• [RECORDS SUPPLIED]:
============================================================

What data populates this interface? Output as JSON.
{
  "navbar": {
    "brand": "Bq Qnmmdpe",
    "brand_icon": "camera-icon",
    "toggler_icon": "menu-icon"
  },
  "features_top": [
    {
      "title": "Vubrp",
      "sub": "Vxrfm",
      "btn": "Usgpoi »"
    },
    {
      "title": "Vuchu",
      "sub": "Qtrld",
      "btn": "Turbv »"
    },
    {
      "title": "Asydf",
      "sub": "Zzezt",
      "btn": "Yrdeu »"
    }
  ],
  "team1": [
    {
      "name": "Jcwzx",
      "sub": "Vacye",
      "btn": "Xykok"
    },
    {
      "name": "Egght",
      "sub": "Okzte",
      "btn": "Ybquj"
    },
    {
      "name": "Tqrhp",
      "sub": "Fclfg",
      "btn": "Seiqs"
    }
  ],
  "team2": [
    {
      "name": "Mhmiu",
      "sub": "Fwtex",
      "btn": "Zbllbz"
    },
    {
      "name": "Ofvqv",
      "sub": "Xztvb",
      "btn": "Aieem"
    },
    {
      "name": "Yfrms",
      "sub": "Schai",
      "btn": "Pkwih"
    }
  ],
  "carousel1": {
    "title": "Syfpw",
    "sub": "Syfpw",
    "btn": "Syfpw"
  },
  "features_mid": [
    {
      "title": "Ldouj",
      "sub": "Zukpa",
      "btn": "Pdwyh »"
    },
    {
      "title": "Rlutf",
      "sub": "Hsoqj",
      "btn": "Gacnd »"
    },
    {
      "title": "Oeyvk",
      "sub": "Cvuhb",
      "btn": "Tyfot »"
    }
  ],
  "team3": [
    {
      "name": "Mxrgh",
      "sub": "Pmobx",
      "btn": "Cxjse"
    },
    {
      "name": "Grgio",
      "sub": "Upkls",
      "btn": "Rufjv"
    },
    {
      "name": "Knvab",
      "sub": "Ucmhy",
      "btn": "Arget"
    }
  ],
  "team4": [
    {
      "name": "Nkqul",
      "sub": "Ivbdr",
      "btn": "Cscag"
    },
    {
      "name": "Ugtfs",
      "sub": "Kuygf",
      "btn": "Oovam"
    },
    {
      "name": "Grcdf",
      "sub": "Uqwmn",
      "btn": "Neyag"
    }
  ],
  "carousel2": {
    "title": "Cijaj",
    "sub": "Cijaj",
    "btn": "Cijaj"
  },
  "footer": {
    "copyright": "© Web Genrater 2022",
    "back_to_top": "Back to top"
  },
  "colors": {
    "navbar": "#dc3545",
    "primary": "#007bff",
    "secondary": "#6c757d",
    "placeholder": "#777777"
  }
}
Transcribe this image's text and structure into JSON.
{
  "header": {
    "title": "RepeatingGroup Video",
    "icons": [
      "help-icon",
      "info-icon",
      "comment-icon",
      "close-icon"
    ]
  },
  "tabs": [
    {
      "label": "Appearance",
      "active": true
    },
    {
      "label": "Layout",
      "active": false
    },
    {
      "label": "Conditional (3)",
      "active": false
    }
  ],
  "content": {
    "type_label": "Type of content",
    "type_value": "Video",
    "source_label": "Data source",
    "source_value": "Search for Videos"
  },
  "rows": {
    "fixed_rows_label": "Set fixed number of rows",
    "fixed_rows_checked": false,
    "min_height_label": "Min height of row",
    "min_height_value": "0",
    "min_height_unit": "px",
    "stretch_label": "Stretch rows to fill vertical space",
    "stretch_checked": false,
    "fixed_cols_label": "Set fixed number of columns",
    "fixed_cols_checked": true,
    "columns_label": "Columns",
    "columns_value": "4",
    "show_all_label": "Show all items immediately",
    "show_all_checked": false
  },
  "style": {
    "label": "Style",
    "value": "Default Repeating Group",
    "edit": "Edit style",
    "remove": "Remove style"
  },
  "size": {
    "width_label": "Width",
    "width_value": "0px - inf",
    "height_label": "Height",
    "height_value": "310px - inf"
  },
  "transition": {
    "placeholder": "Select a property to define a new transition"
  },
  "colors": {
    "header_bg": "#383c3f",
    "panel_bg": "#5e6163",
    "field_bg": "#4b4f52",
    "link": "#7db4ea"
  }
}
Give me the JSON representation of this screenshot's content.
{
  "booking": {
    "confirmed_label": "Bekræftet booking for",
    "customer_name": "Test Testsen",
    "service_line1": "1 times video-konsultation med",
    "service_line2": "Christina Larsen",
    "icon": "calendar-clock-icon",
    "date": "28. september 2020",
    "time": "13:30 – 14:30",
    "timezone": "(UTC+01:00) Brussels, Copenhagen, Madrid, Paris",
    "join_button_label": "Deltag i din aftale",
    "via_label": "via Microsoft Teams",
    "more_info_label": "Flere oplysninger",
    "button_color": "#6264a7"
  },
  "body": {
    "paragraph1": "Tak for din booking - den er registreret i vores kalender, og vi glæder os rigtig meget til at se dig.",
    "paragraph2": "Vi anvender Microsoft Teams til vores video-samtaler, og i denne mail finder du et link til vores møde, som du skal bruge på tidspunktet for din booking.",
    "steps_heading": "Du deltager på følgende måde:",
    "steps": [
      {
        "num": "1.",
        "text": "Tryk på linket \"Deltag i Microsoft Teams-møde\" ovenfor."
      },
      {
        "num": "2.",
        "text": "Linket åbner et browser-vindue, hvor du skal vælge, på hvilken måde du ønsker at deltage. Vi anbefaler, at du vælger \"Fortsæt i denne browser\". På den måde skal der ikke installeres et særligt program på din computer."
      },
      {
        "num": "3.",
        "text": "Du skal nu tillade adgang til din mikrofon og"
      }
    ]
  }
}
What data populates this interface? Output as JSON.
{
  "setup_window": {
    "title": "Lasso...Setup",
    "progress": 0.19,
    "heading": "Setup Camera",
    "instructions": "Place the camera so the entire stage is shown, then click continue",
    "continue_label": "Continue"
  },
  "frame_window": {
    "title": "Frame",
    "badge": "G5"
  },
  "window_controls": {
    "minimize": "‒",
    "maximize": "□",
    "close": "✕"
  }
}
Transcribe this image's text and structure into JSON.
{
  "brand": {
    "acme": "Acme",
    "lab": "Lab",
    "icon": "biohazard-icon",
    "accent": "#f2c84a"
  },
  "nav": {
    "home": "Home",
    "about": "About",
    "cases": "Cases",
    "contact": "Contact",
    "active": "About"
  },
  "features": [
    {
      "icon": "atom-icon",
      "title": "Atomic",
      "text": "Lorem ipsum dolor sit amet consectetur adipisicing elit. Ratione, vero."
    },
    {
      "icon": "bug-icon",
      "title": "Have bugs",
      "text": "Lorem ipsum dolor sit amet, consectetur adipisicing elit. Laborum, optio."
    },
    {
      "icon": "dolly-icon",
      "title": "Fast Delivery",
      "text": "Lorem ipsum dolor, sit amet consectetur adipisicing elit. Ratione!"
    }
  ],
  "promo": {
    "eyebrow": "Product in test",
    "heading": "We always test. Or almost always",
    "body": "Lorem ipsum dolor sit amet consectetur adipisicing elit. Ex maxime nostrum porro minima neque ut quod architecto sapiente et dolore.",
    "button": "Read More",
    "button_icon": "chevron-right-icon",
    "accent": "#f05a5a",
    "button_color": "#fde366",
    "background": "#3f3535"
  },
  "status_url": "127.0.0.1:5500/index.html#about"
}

============================================================

• [WHAT YOU HAVE TO DO]: Lines from the records above that hold "body" are the ones to list.

• [CORRECT RESPONSE]:
  "body": {
    "body": "Lorem ipsum dolor sit amet consectetur adipisicing elit. Ex maxime nostrum porro minima neque ut quod architecto sapiente et dolore.",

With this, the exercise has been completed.